§ **SHORT PROBLEM**
Extract all lines that hold "image" from the records below.

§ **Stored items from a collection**

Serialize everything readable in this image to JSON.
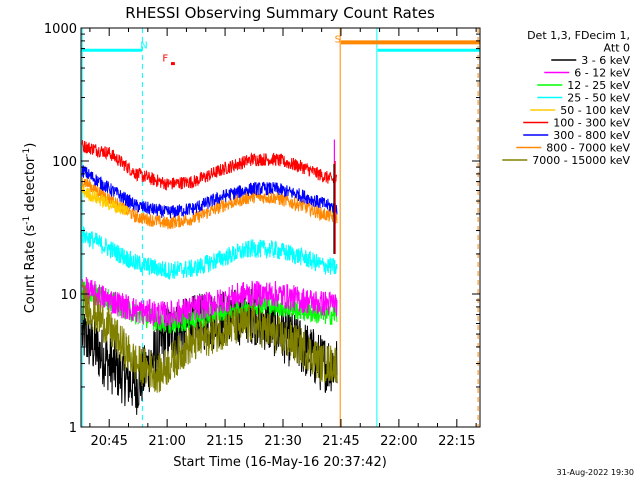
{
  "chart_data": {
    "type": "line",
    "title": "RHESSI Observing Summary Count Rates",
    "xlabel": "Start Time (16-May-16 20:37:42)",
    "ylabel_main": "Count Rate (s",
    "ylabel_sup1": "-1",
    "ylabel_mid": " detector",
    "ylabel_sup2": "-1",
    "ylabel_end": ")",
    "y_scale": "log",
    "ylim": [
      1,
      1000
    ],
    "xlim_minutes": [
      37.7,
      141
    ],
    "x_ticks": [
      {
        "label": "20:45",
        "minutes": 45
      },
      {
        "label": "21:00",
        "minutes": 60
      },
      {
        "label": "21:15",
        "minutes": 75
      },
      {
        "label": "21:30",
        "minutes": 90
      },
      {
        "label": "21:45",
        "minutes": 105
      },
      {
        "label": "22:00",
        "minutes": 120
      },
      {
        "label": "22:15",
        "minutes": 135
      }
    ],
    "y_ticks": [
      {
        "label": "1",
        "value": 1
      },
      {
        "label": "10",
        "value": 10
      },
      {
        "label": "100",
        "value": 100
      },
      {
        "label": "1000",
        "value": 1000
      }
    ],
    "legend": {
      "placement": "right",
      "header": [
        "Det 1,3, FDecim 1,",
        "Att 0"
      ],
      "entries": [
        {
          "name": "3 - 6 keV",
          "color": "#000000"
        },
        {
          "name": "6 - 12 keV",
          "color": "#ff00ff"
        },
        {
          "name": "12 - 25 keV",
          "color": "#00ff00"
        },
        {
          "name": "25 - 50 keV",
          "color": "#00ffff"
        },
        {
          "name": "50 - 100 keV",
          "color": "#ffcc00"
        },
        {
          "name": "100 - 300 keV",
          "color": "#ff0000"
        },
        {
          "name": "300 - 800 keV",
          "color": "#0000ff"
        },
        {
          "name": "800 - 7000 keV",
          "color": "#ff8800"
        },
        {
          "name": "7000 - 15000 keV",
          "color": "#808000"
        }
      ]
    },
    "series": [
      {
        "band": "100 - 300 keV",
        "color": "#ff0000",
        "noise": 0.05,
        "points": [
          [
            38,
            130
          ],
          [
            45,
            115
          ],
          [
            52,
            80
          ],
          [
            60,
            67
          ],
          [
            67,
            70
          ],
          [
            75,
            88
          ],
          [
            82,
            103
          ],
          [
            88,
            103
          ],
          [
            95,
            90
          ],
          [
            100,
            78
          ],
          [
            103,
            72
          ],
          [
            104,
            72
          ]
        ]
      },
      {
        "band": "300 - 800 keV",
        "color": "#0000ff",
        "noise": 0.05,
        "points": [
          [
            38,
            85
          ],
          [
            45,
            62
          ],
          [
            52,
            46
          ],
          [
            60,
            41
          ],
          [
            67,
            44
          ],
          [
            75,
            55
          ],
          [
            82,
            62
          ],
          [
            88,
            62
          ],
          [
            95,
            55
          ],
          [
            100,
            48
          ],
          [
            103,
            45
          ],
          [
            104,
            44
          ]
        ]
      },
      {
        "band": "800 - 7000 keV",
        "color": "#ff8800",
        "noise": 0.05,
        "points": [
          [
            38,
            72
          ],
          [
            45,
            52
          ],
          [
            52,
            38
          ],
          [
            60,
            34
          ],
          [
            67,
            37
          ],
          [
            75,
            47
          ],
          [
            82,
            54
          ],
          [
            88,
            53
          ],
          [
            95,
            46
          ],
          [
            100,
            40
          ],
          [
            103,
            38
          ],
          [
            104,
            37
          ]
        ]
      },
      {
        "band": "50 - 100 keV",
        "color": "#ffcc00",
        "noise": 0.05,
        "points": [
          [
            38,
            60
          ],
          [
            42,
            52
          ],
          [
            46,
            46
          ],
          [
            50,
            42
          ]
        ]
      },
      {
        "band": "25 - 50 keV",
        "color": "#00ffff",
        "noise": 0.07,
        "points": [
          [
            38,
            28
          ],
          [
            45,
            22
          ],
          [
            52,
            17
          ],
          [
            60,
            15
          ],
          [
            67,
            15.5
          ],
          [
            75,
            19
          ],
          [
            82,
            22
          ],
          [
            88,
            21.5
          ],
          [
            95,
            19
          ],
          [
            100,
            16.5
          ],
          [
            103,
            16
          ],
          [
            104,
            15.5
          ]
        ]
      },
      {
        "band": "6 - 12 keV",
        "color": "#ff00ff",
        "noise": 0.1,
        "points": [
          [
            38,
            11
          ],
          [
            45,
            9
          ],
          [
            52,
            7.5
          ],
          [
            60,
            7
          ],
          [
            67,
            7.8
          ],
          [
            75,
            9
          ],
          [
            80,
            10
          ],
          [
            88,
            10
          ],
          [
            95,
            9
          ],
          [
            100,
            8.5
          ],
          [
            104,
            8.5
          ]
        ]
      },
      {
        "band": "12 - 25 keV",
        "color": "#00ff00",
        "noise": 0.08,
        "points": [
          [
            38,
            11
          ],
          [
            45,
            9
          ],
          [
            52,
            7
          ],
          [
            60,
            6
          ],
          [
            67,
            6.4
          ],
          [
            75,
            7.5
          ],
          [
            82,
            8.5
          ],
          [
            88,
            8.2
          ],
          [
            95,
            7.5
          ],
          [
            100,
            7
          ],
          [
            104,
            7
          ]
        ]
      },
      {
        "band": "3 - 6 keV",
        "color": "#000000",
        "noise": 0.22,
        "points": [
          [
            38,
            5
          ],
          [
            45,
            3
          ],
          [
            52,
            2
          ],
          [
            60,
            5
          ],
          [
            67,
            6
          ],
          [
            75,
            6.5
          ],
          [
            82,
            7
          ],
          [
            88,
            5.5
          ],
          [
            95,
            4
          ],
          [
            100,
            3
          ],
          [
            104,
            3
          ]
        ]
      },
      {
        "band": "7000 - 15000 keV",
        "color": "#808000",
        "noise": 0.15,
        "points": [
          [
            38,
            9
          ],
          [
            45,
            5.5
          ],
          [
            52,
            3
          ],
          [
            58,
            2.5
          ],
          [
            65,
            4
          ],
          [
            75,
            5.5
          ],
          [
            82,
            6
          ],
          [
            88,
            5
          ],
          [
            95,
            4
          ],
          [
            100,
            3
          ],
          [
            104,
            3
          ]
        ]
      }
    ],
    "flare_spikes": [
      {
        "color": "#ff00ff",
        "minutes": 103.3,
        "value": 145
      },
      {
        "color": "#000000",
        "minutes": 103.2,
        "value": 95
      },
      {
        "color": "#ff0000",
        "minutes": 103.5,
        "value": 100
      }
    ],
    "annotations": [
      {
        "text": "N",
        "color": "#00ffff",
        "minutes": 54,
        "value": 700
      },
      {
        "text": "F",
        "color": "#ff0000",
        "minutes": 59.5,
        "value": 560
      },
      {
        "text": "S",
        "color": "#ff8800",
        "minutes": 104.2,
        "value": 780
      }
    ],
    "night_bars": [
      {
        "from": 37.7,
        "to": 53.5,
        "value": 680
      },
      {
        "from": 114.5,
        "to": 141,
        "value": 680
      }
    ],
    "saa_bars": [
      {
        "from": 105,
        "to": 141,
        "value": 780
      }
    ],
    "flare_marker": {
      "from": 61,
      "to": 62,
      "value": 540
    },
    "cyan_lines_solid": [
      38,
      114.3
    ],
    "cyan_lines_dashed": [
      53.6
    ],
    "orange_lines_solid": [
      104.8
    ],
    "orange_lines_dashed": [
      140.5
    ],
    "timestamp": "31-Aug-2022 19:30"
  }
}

==

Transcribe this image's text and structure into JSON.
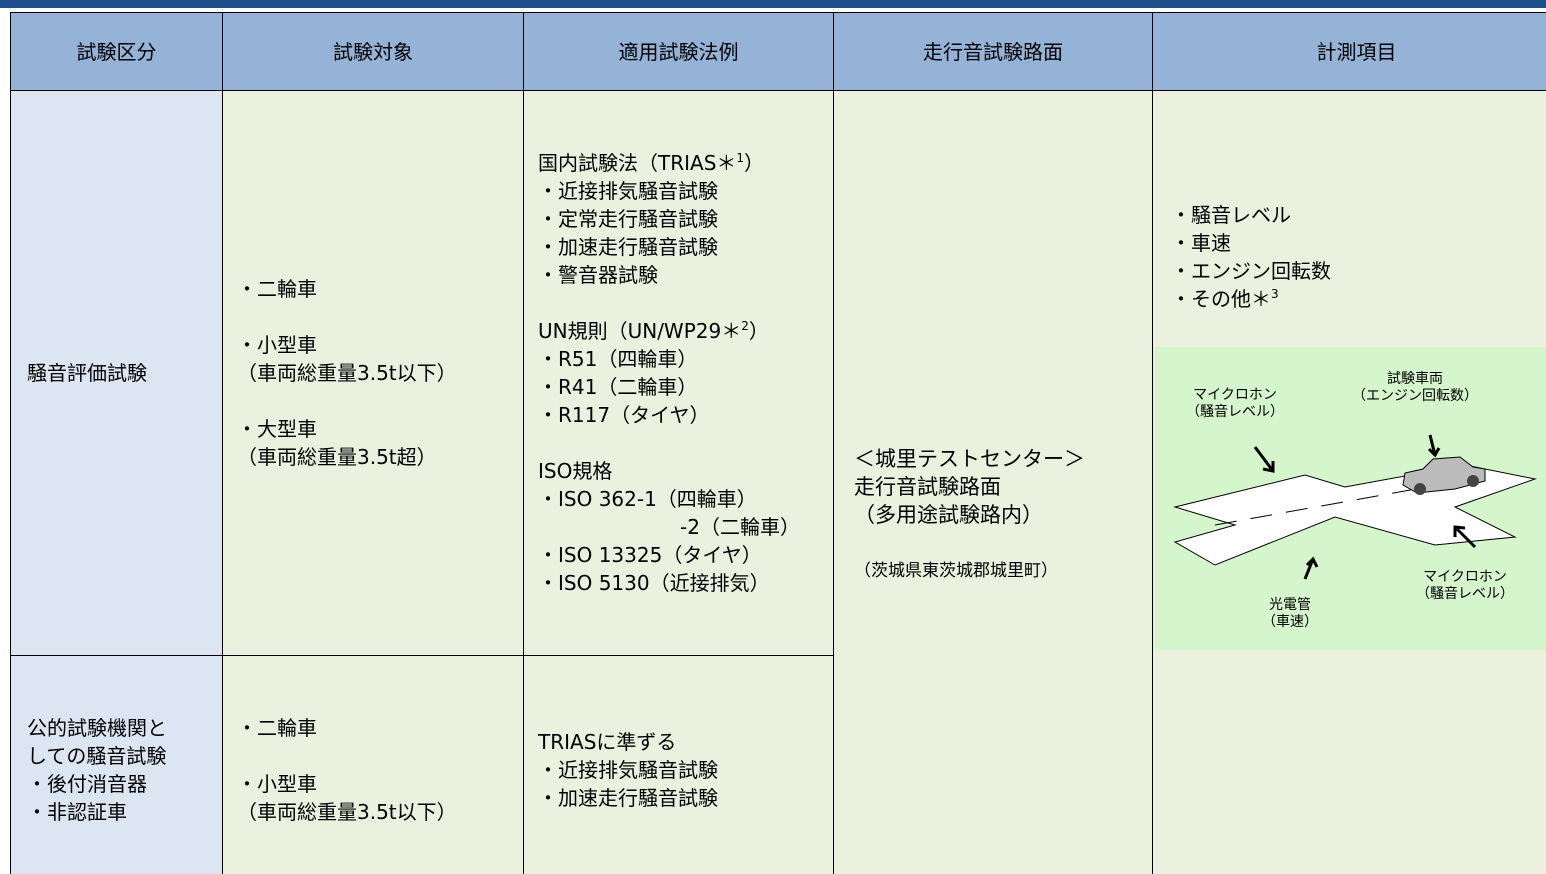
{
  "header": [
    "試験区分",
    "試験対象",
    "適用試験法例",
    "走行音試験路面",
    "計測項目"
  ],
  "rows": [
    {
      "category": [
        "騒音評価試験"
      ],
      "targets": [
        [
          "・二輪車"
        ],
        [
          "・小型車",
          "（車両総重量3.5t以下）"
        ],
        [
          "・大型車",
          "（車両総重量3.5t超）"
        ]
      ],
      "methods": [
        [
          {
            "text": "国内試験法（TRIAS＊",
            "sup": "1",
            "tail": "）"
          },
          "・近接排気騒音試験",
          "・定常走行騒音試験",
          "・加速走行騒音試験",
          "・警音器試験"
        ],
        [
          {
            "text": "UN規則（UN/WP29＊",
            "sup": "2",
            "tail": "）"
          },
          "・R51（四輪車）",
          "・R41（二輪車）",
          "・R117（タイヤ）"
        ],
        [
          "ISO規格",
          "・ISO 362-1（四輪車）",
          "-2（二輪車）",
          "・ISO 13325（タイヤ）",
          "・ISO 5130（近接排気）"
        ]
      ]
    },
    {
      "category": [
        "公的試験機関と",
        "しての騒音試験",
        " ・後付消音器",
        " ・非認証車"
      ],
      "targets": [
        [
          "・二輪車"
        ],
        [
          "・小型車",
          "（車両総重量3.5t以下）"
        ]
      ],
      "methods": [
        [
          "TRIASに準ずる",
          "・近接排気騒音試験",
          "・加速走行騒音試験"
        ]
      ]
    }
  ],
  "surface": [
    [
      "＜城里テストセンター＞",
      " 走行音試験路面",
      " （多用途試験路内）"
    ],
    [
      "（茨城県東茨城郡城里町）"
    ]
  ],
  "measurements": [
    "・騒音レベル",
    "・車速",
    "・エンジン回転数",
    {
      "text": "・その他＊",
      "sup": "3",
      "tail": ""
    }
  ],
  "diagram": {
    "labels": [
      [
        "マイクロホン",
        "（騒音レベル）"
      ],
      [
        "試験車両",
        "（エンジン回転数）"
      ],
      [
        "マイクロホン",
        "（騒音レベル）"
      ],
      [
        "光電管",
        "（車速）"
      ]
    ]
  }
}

§ **RESULT**
Serialize everything readable in this image to JSON.
Transcribe this image's text and structure into JSON.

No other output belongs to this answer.